### [Problem details]
Copy out all the records below, keeping every line unchanged.

### [Data to use]
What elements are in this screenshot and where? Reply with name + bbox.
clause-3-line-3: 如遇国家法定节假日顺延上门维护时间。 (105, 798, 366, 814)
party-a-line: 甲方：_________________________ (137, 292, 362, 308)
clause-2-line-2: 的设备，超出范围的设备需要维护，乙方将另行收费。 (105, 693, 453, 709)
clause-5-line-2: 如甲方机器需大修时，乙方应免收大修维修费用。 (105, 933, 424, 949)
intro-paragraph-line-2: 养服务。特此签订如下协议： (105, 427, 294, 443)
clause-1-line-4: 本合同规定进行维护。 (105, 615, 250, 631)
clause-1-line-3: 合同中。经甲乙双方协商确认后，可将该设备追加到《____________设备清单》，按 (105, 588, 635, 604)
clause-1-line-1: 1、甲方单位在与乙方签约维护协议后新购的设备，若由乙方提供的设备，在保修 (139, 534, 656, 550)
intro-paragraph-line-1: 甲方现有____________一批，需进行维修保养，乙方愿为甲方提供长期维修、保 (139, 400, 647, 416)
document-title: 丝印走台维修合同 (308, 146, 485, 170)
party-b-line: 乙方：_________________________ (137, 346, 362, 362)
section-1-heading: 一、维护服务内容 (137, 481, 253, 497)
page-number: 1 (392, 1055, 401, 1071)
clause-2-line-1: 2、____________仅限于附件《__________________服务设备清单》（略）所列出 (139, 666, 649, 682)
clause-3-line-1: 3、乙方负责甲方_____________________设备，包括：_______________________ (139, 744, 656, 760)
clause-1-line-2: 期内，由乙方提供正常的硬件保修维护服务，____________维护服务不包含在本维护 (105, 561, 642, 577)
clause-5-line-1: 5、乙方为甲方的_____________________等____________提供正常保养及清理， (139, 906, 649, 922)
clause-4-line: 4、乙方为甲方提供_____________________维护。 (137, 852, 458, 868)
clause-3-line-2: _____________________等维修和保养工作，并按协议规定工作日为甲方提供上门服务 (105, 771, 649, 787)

### [Problem solution]
What elements are in this screenshot and where? Reply with name + bbox.
clause-3-line-3: 如遇国家法定节假日顺延上门维护时间。 (105, 798, 366, 814)
party-a-line: 甲方：_________________________ (137, 292, 362, 308)
clause-2-line-2: 的设备，超出范围的设备需要维护，乙方将另行收费。 (105, 693, 453, 709)
clause-5-line-2: 如甲方机器需大修时，乙方应免收大修维修费用。 (105, 933, 424, 949)
intro-paragraph-line-2: 养服务。特此签订如下协议： (105, 427, 294, 443)
clause-1-line-4: 本合同规定进行维护。 (105, 615, 250, 631)
clause-1-line-3: 合同中。经甲乙双方协商确认后，可将该设备追加到《____________设备清单》，按 (105, 588, 635, 604)
clause-1-line-1: 1、甲方单位在与乙方签约维护协议后新购的设备，若由乙方提供的设备，在保修 (139, 534, 656, 550)
intro-paragraph-line-1: 甲方现有____________一批，需进行维修保养，乙方愿为甲方提供长期维修、保 (139, 400, 647, 416)
document-title: 丝印走台维修合同 (308, 146, 485, 170)
party-b-line: 乙方：_________________________ (137, 346, 362, 362)
section-1-heading: 一、维护服务内容 (137, 481, 253, 497)
page-number: 1 (392, 1055, 401, 1071)
clause-2-line-1: 2、____________仅限于附件《__________________服务设备清单》（略）所列出 (139, 666, 649, 682)
clause-3-line-1: 3、乙方负责甲方_____________________设备，包括：_______________________ (139, 744, 656, 760)
clause-1-line-2: 期内，由乙方提供正常的硬件保修维护服务，____________维护服务不包含在本维护 (105, 561, 642, 577)
clause-5-line-1: 5、乙方为甲方的_____________________等____________提供正常保养及清理， (139, 906, 649, 922)
clause-4-line: 4、乙方为甲方提供_____________________维护。 (137, 852, 458, 868)
clause-3-line-2: _____________________等维修和保养工作，并按协议规定工作日为甲方提供上门服务 (105, 771, 649, 787)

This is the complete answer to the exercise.